# EXERCISE BRIEF:
Turn all of the data below into a numbered list with one entry per line, skipping any blank lines. Leave the pictures out of your answer.

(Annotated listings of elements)
┄┄┄┄┄┄┄┄┄┄┄┄┄┄┄┄┄┄┄┄
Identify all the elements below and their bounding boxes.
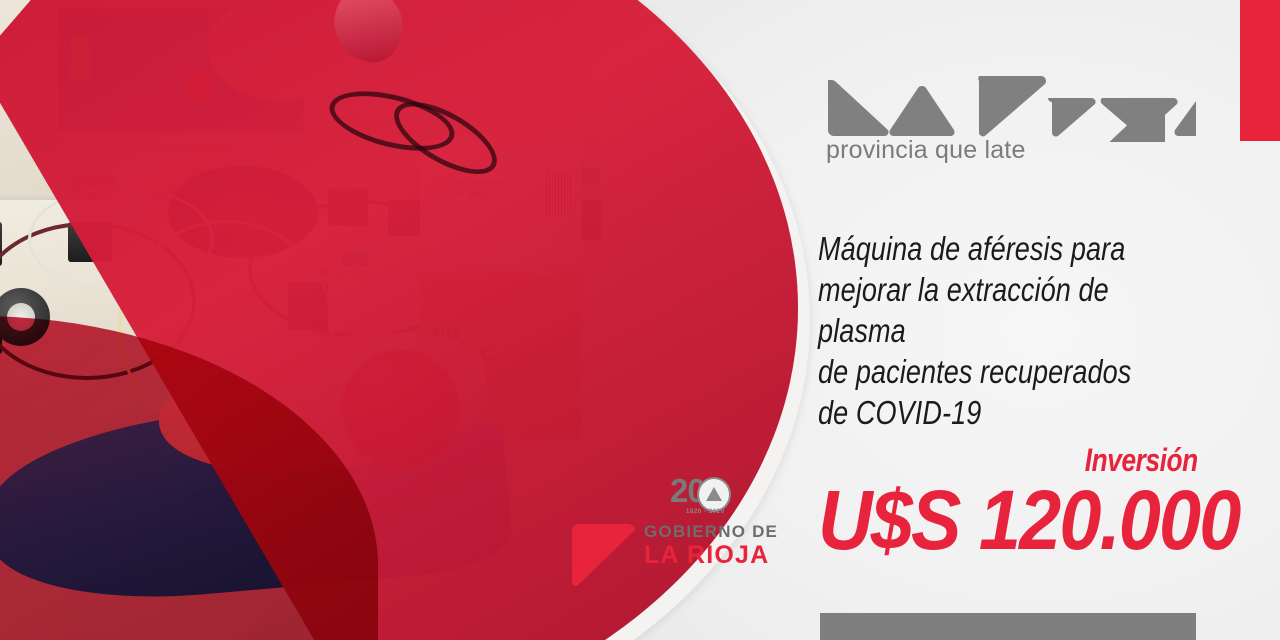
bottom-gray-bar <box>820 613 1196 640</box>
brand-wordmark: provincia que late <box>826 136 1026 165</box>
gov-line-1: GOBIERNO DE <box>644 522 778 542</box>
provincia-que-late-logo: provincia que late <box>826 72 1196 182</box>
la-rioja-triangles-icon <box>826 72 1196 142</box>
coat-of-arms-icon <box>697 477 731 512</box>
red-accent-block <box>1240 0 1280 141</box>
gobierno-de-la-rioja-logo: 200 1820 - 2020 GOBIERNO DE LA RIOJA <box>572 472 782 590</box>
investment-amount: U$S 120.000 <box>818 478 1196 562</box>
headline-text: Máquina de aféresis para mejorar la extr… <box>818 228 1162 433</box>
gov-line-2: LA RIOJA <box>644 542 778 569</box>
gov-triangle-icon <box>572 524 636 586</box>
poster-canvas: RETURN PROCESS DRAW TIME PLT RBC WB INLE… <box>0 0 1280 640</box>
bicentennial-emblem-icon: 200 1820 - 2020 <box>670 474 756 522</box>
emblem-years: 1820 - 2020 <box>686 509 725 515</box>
┄┄┄┄┄┄┄┄┄┄┄┄┄┄┄┄┄┄┄┄
# TASK RESULT:
1. Identify all the elements below and their bounding boxes.
2. bottom-gray-bar <box>820 613 1196 640</box>
3. brand-wordmark: provincia que late <box>826 136 1026 165</box>
4. gov-line-1: GOBIERNO DE <box>644 522 778 542</box>
5. provincia-que-late-logo: provincia que late <box>826 72 1196 182</box>
6. la-rioja-triangles-icon <box>826 72 1196 142</box>
7. coat-of-arms-icon <box>697 477 731 512</box>
8. red-accent-block <box>1240 0 1280 141</box>
9. gobierno-de-la-rioja-logo: 200 1820 - 2020 GOBIERNO DE LA RIOJA <box>572 472 782 590</box>
10. investment-amount: U$S 120.000 <box>818 478 1196 562</box>
11. headline-text: Máquina de aféresis para mejorar la extr… <box>818 228 1162 433</box>
12. gov-line-2: LA RIOJA <box>644 542 778 569</box>
13. gov-triangle-icon <box>572 524 636 586</box>
14. poster-canvas: RETURN PROCESS DRAW TIME PLT RBC WB INLE… <box>0 0 1280 640</box>
15. bicentennial-emblem-icon: 200 1820 - 2020 <box>670 474 756 522</box>
16. emblem-years: 1820 - 2020 <box>686 509 725 515</box>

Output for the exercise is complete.